__Short exercise__:
Return each line of the data below word for word, with no changes.

__Exercise data__:
⟨
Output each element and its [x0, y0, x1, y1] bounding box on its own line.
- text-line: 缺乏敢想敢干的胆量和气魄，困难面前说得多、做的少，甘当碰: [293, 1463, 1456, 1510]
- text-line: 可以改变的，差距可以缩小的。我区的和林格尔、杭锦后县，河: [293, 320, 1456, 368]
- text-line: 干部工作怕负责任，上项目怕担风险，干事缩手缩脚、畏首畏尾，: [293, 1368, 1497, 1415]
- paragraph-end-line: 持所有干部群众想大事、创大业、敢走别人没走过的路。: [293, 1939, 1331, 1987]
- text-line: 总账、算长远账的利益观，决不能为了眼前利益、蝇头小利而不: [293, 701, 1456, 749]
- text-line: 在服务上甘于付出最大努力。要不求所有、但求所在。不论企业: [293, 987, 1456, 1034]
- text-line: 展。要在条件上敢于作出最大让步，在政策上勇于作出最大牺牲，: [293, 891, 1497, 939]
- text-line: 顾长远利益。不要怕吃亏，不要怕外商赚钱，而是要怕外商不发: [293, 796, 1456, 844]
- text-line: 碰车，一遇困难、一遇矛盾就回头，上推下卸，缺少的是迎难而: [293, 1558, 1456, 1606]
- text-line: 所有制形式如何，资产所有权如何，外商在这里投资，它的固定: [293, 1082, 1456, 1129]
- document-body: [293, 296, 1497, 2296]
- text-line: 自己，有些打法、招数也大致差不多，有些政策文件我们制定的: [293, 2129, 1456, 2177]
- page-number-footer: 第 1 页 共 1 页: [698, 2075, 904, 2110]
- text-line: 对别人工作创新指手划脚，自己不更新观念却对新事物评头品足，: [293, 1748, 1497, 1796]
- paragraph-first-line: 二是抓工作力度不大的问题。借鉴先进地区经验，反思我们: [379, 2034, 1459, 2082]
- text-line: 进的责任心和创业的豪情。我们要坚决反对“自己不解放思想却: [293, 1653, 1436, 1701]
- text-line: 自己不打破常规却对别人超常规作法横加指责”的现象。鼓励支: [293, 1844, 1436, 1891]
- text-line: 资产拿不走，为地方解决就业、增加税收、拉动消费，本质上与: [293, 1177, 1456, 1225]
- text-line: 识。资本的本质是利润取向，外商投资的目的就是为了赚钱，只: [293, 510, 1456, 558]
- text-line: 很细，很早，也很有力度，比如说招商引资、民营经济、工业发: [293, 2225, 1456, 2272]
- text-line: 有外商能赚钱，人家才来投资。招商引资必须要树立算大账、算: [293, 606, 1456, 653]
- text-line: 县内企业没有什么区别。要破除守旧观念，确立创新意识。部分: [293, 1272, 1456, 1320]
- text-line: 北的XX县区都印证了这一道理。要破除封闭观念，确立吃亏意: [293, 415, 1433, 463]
⟩
__Finished task__:
Output each element and its [x0, y0, x1, y1] bounding box on its own line.
- text-line: 缺乏敢想敢干的胆量和气魄，困难面前说得多、做的少，甘当碰: [293, 1463, 1456, 1510]
- text-line: 可以改变的，差距可以缩小的。我区的和林格尔、杭锦后县，河: [293, 320, 1456, 368]
- text-line: 干部工作怕负责任，上项目怕担风险，干事缩手缩脚、畏首畏尾，: [293, 1368, 1497, 1415]
- paragraph-end-line: 持所有干部群众想大事、创大业、敢走别人没走过的路。: [293, 1939, 1331, 1987]
- text-line: 总账、算长远账的利益观，决不能为了眼前利益、蝇头小利而不: [293, 701, 1456, 749]
- text-line: 在服务上甘于付出最大努力。要不求所有、但求所在。不论企业: [293, 987, 1456, 1034]
- text-line: 展。要在条件上敢于作出最大让步，在政策上勇于作出最大牺牲，: [293, 891, 1497, 939]
- text-line: 顾长远利益。不要怕吃亏，不要怕外商赚钱，而是要怕外商不发: [293, 796, 1456, 844]
- text-line: 碰车，一遇困难、一遇矛盾就回头，上推下卸，缺少的是迎难而: [293, 1558, 1456, 1606]
- text-line: 所有制形式如何，资产所有权如何，外商在这里投资，它的固定: [293, 1082, 1456, 1129]
- document-body: [293, 296, 1497, 2296]
- text-line: 自己，有些打法、招数也大致差不多，有些政策文件我们制定的: [293, 2129, 1456, 2177]
- page-number-footer: 第 1 页 共 1 页: [698, 2075, 904, 2110]
- text-line: 对别人工作创新指手划脚，自己不更新观念却对新事物评头品足，: [293, 1748, 1497, 1796]
- paragraph-first-line: 二是抓工作力度不大的问题。借鉴先进地区经验，反思我们: [379, 2034, 1459, 2082]
- text-line: 进的责任心和创业的豪情。我们要坚决反对“自己不解放思想却: [293, 1653, 1436, 1701]
- text-line: 自己不打破常规却对别人超常规作法横加指责”的现象。鼓励支: [293, 1844, 1436, 1891]
- text-line: 资产拿不走，为地方解决就业、增加税收、拉动消费，本质上与: [293, 1177, 1456, 1225]
- text-line: 识。资本的本质是利润取向，外商投资的目的就是为了赚钱，只: [293, 510, 1456, 558]
- text-line: 很细，很早，也很有力度，比如说招商引资、民营经济、工业发: [293, 2225, 1456, 2272]
- text-line: 有外商能赚钱，人家才来投资。招商引资必须要树立算大账、算: [293, 606, 1456, 653]
- text-line: 县内企业没有什么区别。要破除守旧观念，确立创新意识。部分: [293, 1272, 1456, 1320]
- text-line: 北的XX县区都印证了这一道理。要破除封闭观念，确立吃亏意: [293, 415, 1433, 463]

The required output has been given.